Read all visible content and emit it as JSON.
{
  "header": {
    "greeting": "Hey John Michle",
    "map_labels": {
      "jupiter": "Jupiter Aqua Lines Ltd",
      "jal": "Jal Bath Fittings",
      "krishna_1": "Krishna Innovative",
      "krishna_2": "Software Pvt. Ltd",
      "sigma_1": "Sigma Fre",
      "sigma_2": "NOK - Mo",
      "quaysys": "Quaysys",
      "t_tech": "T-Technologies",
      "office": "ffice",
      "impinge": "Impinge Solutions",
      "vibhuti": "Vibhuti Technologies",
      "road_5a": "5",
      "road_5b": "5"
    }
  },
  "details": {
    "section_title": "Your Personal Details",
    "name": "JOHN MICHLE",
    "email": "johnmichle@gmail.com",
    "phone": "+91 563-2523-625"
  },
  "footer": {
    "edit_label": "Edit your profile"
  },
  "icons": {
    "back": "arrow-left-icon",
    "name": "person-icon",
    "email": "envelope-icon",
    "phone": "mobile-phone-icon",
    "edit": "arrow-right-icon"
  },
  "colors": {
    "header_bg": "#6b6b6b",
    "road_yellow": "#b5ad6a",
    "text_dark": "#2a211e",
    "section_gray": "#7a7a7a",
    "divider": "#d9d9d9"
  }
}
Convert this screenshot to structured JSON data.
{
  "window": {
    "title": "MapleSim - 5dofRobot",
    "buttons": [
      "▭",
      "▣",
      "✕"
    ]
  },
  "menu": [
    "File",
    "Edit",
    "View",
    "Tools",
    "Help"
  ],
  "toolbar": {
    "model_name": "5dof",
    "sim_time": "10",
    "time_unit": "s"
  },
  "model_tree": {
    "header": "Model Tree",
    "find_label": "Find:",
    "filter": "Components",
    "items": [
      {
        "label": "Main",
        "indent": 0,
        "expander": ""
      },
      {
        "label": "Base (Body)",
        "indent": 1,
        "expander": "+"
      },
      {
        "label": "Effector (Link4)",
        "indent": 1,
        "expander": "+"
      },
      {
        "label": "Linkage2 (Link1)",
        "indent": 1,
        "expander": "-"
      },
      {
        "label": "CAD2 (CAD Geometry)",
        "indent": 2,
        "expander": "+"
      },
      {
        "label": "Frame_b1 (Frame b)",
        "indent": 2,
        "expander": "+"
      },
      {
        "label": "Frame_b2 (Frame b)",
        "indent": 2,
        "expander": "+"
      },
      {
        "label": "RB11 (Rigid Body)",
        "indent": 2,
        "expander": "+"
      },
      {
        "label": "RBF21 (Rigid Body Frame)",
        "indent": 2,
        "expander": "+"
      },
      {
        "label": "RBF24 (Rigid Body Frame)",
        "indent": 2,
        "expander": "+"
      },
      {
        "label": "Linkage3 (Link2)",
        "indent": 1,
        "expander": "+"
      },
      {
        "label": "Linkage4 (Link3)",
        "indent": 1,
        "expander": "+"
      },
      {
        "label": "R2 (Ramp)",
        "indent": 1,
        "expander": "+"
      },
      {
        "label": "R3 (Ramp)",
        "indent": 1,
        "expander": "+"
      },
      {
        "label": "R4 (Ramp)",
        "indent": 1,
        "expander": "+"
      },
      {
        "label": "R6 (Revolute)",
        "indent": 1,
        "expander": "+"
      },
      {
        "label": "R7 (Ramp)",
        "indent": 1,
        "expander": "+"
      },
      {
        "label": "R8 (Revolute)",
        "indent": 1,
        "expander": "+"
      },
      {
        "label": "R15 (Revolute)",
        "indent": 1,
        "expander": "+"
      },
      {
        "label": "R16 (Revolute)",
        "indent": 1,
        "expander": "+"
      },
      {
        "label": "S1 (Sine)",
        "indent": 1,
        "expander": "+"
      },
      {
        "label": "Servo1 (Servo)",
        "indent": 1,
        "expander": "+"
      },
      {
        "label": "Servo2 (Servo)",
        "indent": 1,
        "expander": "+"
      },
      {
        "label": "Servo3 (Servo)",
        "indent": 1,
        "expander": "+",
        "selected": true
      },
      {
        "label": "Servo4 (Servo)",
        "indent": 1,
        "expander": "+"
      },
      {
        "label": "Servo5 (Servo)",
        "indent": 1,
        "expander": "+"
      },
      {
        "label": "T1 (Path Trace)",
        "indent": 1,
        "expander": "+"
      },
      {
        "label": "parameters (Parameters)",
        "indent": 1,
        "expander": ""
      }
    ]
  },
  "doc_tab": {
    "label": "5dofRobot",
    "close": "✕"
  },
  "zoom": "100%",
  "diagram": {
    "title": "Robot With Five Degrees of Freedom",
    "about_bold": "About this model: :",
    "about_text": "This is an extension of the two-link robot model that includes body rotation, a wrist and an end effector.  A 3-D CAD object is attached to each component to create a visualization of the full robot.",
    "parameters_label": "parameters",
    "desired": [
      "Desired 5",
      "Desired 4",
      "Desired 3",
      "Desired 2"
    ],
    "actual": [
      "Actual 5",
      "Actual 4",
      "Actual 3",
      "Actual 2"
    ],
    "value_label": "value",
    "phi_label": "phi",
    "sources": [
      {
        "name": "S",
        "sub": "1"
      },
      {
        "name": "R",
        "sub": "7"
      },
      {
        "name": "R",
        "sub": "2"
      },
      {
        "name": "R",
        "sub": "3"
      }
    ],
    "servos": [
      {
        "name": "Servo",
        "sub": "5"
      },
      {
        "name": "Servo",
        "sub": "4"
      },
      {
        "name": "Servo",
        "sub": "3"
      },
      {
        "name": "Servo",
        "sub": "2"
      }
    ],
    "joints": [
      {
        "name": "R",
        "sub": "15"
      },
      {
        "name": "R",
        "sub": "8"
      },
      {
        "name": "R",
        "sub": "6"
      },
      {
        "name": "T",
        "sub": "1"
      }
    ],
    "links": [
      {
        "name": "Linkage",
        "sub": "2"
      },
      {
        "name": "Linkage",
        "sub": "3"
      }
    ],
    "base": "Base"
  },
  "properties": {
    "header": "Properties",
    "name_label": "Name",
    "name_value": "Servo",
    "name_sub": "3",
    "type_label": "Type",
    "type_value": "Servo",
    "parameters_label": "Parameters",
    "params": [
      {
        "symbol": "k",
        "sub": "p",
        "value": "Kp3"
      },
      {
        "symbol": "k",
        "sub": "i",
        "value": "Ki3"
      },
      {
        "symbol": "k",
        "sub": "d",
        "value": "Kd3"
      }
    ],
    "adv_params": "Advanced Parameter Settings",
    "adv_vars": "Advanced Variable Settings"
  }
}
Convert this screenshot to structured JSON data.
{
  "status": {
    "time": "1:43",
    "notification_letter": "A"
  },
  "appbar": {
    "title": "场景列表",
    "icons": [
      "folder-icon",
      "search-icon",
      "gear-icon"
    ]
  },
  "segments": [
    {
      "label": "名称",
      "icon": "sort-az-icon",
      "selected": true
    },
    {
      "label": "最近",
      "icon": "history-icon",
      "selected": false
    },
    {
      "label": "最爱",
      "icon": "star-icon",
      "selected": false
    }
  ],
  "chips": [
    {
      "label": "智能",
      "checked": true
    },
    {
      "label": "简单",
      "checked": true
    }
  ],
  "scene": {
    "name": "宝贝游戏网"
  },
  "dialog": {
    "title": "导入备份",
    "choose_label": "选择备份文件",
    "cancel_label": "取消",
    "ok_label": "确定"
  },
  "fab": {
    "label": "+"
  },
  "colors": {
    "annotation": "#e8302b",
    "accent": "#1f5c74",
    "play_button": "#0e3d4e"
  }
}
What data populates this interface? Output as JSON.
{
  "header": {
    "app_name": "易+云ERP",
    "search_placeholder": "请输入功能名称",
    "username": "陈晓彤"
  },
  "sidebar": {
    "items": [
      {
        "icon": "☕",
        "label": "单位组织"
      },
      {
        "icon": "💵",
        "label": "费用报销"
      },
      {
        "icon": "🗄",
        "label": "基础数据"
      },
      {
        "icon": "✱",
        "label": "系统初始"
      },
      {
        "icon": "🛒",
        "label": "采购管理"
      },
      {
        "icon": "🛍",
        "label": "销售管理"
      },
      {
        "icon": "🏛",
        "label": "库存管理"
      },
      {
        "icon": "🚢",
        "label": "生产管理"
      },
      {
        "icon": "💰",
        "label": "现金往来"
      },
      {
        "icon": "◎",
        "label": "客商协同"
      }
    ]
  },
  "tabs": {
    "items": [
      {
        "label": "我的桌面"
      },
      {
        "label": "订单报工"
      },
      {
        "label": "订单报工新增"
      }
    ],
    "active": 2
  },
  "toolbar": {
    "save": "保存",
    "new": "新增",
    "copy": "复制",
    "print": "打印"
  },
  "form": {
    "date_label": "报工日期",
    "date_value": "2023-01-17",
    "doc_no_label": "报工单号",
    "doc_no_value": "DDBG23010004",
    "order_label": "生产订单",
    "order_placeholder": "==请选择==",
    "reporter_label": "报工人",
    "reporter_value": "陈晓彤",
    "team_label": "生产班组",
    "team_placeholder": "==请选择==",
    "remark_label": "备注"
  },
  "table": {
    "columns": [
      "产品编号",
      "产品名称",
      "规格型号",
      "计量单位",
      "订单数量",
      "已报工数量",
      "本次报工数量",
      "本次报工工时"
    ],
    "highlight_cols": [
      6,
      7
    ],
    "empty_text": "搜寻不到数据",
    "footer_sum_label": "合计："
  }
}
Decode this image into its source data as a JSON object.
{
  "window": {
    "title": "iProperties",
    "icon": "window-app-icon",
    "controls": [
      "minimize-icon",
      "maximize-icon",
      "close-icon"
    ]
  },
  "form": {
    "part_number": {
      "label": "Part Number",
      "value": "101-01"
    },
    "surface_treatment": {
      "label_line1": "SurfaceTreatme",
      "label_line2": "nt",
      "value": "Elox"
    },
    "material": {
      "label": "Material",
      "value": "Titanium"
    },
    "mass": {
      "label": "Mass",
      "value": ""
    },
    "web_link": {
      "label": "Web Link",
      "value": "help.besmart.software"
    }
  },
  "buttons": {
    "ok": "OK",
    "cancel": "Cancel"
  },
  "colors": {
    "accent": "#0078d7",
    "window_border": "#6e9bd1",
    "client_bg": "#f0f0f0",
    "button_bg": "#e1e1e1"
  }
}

--*--

Requirements:
Look for the word "object" and return every line where it occurs.

Result of this exercise:
    "about_text": "This is an extension of the two-link robot model that includes body rotation, a wrist and an end effector.  A 3-D CAD object is attached to each component to create a visualization of the full robot.",
Decode this image into its source data as a JSON object.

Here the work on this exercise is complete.